_Available data_:
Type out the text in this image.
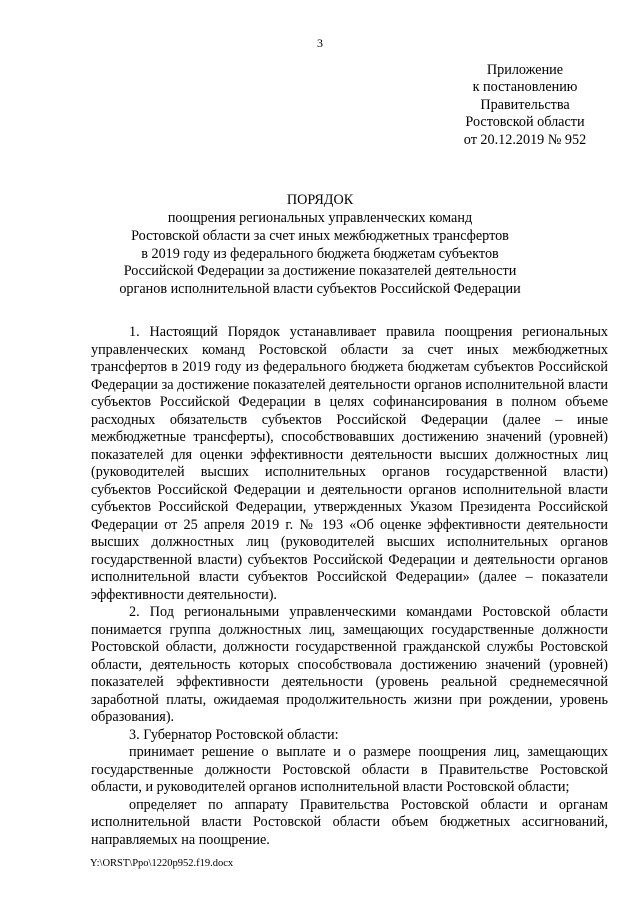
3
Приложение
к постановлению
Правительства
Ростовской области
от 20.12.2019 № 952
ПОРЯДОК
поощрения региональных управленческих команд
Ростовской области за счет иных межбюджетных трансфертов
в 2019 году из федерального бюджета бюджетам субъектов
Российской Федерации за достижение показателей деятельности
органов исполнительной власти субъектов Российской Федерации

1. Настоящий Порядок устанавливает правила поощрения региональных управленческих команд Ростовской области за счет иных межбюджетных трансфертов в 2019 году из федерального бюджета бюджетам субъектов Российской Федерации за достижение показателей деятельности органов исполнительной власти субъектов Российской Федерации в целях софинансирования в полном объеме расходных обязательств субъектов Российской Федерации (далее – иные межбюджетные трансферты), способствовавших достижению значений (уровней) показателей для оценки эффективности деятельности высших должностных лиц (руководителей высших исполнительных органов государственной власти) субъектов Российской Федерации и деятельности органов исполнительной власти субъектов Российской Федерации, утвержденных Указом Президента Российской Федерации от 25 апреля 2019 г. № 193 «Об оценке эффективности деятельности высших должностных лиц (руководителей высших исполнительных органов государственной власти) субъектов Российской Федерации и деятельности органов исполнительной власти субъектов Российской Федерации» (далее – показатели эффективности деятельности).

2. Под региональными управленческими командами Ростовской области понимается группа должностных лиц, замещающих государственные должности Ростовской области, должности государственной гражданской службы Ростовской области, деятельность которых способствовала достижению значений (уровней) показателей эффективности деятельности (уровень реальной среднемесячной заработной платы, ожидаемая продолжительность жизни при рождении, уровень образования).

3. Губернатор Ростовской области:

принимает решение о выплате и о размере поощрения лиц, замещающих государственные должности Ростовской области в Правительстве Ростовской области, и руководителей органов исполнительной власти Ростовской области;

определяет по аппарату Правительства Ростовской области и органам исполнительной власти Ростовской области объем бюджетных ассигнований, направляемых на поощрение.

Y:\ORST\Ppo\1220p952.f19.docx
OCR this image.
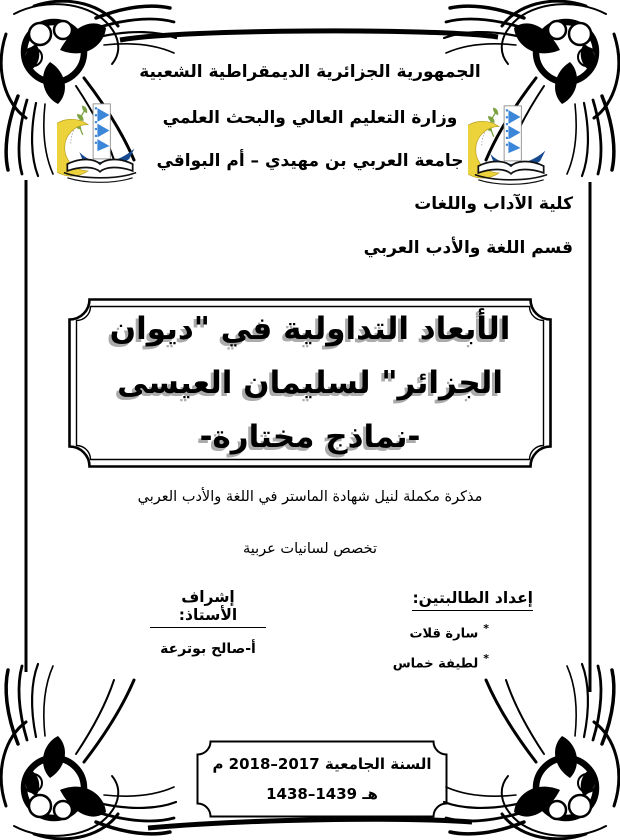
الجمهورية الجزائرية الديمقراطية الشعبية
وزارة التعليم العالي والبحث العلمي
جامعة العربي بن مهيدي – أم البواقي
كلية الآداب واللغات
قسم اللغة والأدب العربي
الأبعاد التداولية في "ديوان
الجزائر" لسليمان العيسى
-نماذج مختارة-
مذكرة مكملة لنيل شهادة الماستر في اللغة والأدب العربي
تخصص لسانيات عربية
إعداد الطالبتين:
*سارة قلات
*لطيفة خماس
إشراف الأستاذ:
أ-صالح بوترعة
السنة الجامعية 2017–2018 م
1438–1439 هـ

_Exercise objective_: Extract precisely the lines beginning at the line containing "OCR this image." and ending at the last line of the entries above, exactly as written and with no pictures.

_Exercise result_:
OCR this image.
الجمهورية الجزائرية الديمقراطية الشعبية
وزارة التعليم العالي والبحث العلمي
جامعة العربي بن مهيدي – أم البواقي
كلية الآداب واللغات
قسم اللغة والأدب العربي
الأبعاد التداولية في "ديوان
الجزائر" لسليمان العيسى
-نماذج مختارة-
مذكرة مكملة لنيل شهادة الماستر في اللغة والأدب العربي
تخصص لسانيات عربية
إعداد الطالبتين:
*سارة قلات
*لطيفة خماس
إشراف الأستاذ:
أ-صالح بوترعة
السنة الجامعية 2017–2018 م
1438–1439 هـ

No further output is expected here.